■ FRAGMENTO DEL DOCUMENTO
Columna
i

Padrazos

Creo recordar que era Juan de Mairena el maestro que suspendía a sus escolares con sólo verles la cara. Preguntado acerca de tan arbitrario proceder, respondió: 'Pues a veces me basta con ver la cara de sus padres'. Es verdad, antes los hijos eran de sus padres. Hoy no los reconoce ni su madre.

Hace unos años, los niños huían de la apelmazada vida familiar gracias a Julio Verne o Superman, según tuvieran inclinación por las ciencias o las letras. En el colegio, los melancólicos jugaban a ser Roberto Alcázar, y a Flash Gordon los indefinidos. Algunos alocados se enganchaban al futbolín, y los balas perdidas, al billar. La familia tenía un peso plúmbeo y las noches transcurrían lentas y metafísicas bajo el tierno cuidado de los progenitores. Todo lo cual se lo llevó el viento electrónico.

Según los expertos, si la influencia educativa de la familia podía cifrarse en un 75% aún en los años setenta, en la actualidad no pasa del 25%. Los adolescentes se forman gracias a la televisión y la publicidad. El colegio no deja huella, pero sí el botellón y la pastilla. La lectura ha desaparecido y la fragua de los futuros votantes es el regüeldo que distribuye con inocencia angelical la televisión española que pagamos todos, así como la adecuada cretinización de la fantasía que obtiene la publicidad.

■ QUÉ HACER
Escribe lo que sigue a la última frase de la columna «Padrazos», sobre el peso educativo de la familia.

■ DATOS DE ENTRADA
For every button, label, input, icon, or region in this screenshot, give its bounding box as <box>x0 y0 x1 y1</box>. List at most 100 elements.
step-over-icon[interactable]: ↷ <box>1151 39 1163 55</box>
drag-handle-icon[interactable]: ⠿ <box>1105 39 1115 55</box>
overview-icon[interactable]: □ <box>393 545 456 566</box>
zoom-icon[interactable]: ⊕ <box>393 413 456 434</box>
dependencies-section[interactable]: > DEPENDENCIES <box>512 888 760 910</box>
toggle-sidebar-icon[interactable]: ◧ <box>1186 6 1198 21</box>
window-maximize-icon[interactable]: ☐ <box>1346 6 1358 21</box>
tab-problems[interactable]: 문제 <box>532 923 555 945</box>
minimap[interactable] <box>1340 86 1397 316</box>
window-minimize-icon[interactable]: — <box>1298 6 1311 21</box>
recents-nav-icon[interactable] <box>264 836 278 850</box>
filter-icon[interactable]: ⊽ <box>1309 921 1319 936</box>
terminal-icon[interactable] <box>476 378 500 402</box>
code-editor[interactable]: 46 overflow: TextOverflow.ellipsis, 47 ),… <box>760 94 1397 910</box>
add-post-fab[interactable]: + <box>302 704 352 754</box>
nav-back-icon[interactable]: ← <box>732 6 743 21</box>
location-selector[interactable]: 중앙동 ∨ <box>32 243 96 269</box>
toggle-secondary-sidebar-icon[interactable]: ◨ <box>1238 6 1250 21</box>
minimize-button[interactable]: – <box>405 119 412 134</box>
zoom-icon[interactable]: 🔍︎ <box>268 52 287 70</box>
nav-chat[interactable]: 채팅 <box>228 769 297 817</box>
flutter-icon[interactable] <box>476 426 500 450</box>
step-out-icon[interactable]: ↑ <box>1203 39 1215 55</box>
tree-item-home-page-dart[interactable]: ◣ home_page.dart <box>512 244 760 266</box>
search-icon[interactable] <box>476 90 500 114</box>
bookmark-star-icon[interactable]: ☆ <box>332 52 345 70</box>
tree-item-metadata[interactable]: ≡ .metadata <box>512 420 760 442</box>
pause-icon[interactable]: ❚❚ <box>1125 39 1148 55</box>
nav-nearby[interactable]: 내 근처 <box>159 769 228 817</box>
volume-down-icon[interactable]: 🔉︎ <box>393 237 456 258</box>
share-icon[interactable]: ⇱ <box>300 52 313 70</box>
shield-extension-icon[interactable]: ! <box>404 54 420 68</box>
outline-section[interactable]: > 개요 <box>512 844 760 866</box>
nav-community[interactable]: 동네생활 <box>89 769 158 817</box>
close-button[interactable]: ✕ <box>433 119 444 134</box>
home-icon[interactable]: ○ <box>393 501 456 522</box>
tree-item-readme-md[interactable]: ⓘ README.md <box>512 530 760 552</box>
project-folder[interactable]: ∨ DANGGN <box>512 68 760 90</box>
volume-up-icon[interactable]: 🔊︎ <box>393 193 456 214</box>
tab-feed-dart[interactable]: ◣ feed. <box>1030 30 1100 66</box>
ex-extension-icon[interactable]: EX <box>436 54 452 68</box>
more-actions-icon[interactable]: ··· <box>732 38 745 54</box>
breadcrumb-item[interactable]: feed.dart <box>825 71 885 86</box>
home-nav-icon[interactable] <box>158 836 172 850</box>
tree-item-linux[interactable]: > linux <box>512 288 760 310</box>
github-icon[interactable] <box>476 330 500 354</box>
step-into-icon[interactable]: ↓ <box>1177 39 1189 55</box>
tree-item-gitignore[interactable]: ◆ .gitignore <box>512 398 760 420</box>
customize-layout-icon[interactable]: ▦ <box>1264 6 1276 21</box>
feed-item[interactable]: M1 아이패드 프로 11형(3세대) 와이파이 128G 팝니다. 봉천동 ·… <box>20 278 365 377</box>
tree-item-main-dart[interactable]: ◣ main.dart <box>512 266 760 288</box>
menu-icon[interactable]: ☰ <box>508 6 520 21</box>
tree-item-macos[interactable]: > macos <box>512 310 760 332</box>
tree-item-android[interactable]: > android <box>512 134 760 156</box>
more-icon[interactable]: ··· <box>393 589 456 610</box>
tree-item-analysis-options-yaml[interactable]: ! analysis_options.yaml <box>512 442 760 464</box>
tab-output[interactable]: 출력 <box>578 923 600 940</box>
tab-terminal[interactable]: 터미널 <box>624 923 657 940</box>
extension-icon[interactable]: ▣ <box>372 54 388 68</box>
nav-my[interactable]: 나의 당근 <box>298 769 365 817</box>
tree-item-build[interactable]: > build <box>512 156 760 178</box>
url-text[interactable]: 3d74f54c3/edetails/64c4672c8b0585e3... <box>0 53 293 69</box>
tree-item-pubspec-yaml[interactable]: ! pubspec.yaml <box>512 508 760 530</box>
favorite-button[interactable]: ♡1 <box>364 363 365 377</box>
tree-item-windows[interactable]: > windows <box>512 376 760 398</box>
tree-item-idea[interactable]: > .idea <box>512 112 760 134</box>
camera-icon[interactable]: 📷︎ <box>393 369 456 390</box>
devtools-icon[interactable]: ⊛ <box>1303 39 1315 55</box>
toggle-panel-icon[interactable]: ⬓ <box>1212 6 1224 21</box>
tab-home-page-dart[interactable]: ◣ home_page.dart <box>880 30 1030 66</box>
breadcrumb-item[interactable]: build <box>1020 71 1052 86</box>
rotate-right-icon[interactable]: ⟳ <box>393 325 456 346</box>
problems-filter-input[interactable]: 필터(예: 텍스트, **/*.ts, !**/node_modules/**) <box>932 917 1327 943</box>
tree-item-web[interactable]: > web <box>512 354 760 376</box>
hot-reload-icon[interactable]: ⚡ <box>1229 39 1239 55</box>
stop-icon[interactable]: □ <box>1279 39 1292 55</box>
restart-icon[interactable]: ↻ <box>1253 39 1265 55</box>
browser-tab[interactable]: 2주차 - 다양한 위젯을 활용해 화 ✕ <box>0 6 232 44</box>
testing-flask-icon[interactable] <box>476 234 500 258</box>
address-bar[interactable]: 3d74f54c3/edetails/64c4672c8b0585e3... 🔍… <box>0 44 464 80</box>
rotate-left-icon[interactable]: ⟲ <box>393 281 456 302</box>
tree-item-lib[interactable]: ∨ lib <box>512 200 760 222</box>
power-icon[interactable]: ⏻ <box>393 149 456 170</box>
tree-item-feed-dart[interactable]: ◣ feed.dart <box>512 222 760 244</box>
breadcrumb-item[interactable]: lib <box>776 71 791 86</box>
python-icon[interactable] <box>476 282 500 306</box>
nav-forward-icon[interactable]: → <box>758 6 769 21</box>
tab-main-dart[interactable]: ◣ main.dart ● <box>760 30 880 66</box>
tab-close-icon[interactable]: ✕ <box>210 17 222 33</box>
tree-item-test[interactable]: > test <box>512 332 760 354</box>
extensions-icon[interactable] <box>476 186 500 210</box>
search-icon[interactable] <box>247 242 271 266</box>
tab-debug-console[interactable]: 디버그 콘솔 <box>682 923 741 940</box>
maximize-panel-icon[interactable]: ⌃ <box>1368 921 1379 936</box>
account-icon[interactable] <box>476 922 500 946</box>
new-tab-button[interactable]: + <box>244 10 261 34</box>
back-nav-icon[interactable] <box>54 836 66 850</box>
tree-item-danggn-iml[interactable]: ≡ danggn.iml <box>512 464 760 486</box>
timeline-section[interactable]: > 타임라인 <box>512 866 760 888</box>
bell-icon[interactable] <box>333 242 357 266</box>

■ TU RESPUESTA
Que no cunda el pánico, no es grave, ya se las arreglarán. Lo verdaderamente alarmante es, como señalaba Manuel Castells en un lúcido artículo del jueves pasado, que los responsables de la política y de la administración, eternos adolescentes apersonadísimos y repeinados, también se forman, fraguan, cuajan, e incluso pudren, en la televisión y la publicidad. No viven de otra cosa, ni piensan en nada más.

Yo diría que los fascistas europeos van ganando terreno porque sus caudillos parecen reales, o sea, no son muñecos televisivos, ni son aptos para anunciar yogures, ni explican sus ocurrencias con símiles futbolísticos, que es lo habitual en los políticos democráticos. Hartos de prolongar su adolescencia huérfana, muchos europeos actuales exigen tener padre. Y, puestos a pedir, que sea un cabronazo.

* Este artículo apareció en la edición impresa del martes, 30 de abril de 2002.